• _Task_
Locate every line below that contains the word "Business" and copy it.

• _Provided data_
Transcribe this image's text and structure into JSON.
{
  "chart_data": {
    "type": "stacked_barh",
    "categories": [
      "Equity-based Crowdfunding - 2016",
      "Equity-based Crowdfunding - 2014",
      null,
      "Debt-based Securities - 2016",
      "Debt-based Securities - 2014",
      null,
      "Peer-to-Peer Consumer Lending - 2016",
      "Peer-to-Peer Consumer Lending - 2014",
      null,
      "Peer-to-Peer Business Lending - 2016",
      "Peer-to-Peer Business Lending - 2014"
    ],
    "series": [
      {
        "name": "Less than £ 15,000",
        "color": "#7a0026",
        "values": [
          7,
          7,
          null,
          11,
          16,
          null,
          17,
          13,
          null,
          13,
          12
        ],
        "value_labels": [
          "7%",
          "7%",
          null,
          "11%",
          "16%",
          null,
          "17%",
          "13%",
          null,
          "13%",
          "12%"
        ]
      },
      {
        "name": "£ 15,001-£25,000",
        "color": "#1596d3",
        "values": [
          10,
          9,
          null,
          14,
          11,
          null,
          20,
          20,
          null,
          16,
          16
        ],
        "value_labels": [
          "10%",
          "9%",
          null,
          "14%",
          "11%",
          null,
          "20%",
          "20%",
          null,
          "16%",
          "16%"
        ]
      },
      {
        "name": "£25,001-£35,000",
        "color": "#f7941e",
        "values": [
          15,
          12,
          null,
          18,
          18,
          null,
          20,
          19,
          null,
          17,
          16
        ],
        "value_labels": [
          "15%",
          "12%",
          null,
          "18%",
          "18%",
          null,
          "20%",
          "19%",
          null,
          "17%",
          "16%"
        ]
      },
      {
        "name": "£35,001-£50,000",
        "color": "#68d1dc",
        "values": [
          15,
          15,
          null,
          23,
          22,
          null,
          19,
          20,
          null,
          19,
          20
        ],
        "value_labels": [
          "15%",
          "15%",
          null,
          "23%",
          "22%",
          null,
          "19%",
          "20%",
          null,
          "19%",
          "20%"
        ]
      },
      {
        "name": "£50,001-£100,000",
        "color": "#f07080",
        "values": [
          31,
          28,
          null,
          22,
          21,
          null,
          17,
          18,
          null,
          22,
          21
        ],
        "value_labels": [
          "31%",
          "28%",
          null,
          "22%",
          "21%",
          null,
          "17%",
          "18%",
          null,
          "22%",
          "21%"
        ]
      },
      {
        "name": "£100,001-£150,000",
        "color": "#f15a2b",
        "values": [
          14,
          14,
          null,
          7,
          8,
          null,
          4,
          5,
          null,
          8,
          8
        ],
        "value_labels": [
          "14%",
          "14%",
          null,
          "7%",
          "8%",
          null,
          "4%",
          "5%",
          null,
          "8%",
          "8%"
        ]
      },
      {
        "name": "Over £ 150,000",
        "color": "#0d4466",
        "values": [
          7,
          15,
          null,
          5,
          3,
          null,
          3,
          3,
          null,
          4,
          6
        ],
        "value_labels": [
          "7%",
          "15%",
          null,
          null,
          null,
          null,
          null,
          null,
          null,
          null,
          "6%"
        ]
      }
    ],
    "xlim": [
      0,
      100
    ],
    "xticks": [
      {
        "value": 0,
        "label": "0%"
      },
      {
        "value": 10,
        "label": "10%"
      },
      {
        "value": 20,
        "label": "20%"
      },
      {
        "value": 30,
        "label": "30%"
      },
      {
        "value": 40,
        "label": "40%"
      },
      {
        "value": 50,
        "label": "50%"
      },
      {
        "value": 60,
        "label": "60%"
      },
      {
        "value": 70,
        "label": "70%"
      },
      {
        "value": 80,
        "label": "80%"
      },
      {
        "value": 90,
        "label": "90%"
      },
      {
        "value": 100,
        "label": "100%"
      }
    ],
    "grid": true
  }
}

• _Right answer_
      "Peer-to-Peer Business Lending - 2016",
      "Peer-to-Peer Business Lending - 2014"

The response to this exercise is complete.